--- Start of Data shown ---
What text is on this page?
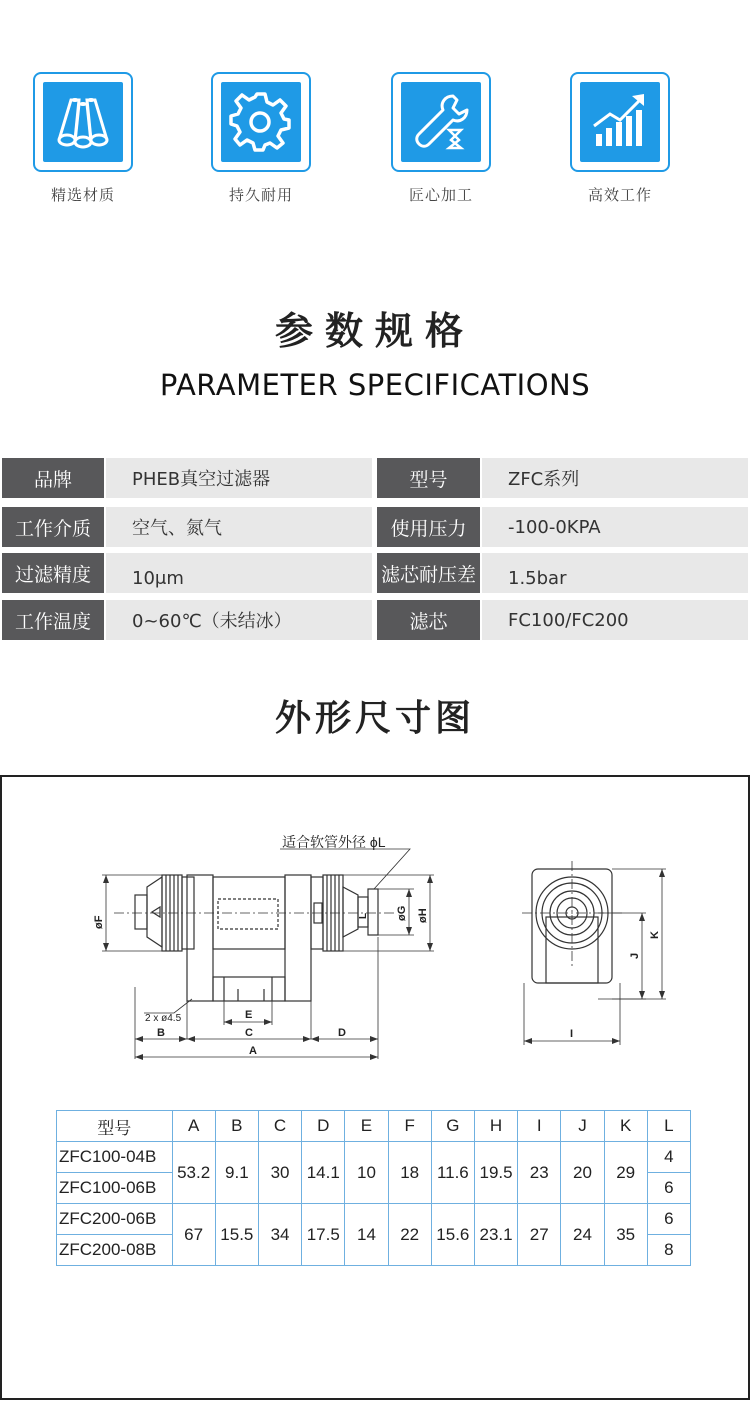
精选材质	持久耐用	匠心加工	高效工作
参数规格
PARAMETER SPECIFICATIONS
品牌	PHEB真空过滤器	型号	ZFC系列
工作介质	空气、氮气	使用压力	-100-0KPA
过滤精度	10μm	滤芯耐压差	1.5bar
工作温度	0~60℃（未结冰）	滤芯	FC100/FC200
外形尺寸图
适合软管外径 ϕL
2 x ø4.5
B	C	D
E
A
øF
øG øH
L
K
J
I
型号	A	B	C	D	E	F	G	H	I	J	K	L
ZFC100-04B	53.2	9.1	30	14.1	10	18	11.6	19.5	23	20	29	4
ZFC100-06B												6
ZFC200-06B	67	15.5	34	17.5	14	22	15.6	23.1	27	24	35	6
ZFC200-08B												8
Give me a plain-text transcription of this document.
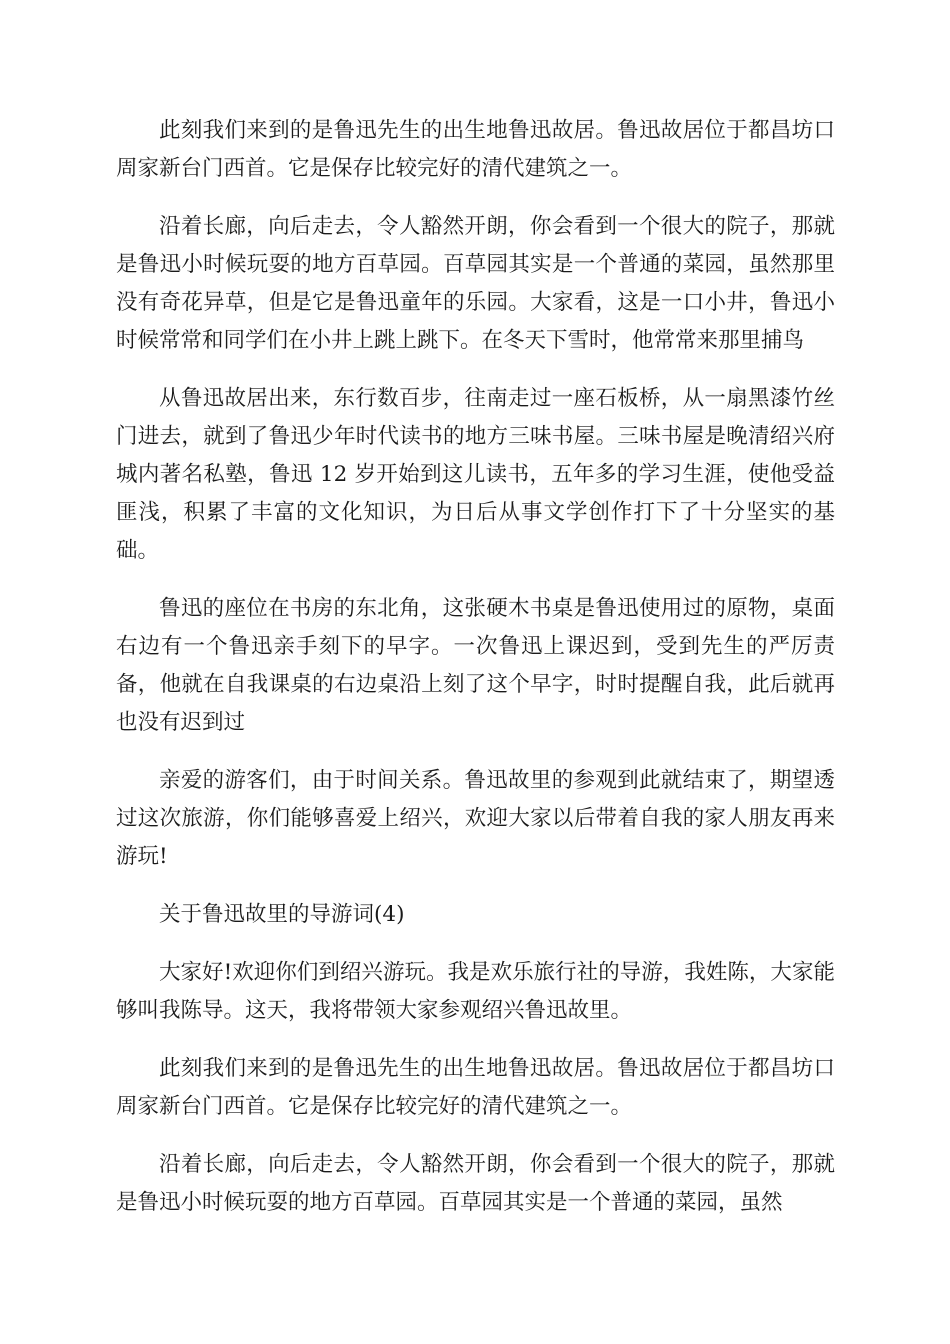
此刻我们来到的是鲁迅先生的出生地鲁迅故居。鲁迅故居位于都昌坊口周家新台门西首。它是保存比较完好的清代建筑之一。

沿着长廊，向后走去，令人豁然开朗，你会看到一个很大的院子，那就是鲁迅小时候玩耍的地方百草园。百草园其实是一个普通的菜园，虽然那里没有奇花异草，但是它是鲁迅童年的乐园。大家看，这是一口小井，鲁迅小时候常常和同学们在小井上跳上跳下。在冬天下雪时，他常常来那里捕鸟

从鲁迅故居出来，东行数百步，往南走过一座石板桥，从一扇黑漆竹丝门进去，就到了鲁迅少年时代读书的地方三味书屋。三味书屋是晚清绍兴府城内著名私塾，鲁迅 12 岁开始到这儿读书，五年多的学习生涯，使他受益匪浅，积累了丰富的文化知识，为日后从事文学创作打下了十分坚实的基础。

鲁迅的座位在书房的东北角，这张硬木书桌是鲁迅使用过的原物，桌面右边有一个鲁迅亲手刻下的早字。一次鲁迅上课迟到，受到先生的严厉责备，他就在自我课桌的右边桌沿上刻了这个早字，时时提醒自我，此后就再也没有迟到过

亲爱的游客们，由于时间关系。鲁迅故里的参观到此就结束了，期望透过这次旅游，你们能够喜爱上绍兴，欢迎大家以后带着自我的家人朋友再来游玩!

关于鲁迅故里的导游词(4)

大家好!欢迎你们到绍兴游玩。我是欢乐旅行社的导游，我姓陈，大家能够叫我陈导。这天，我将带领大家参观绍兴鲁迅故里。

此刻我们来到的是鲁迅先生的出生地鲁迅故居。鲁迅故居位于都昌坊口周家新台门西首。它是保存比较完好的清代建筑之一。

沿着长廊，向后走去，令人豁然开朗，你会看到一个很大的院子，那就是鲁迅小时候玩耍的地方百草园。百草园其实是一个普通的菜园，虽然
--- End of Data shown ---
_Request_: Select every line of the material above holding the word "沿着长廊" and copy it.

_Answer in full_:
沿着长廊，向后走去，令人豁然开朗，你会看到一个很大的院子，那就是鲁迅小时候玩耍的地方百草园。百草园其实是一个普通的菜园，虽然那里没有奇花异草，但是它是鲁迅童年的乐园。大家看，这是一口小井，鲁迅小时候常常和同学们在小井上跳上跳下。在冬天下雪时，他常常来那里捕鸟
沿着长廊，向后走去，令人豁然开朗，你会看到一个很大的院子，那就是鲁迅小时候玩耍的地方百草园。百草园其实是一个普通的菜园，虽然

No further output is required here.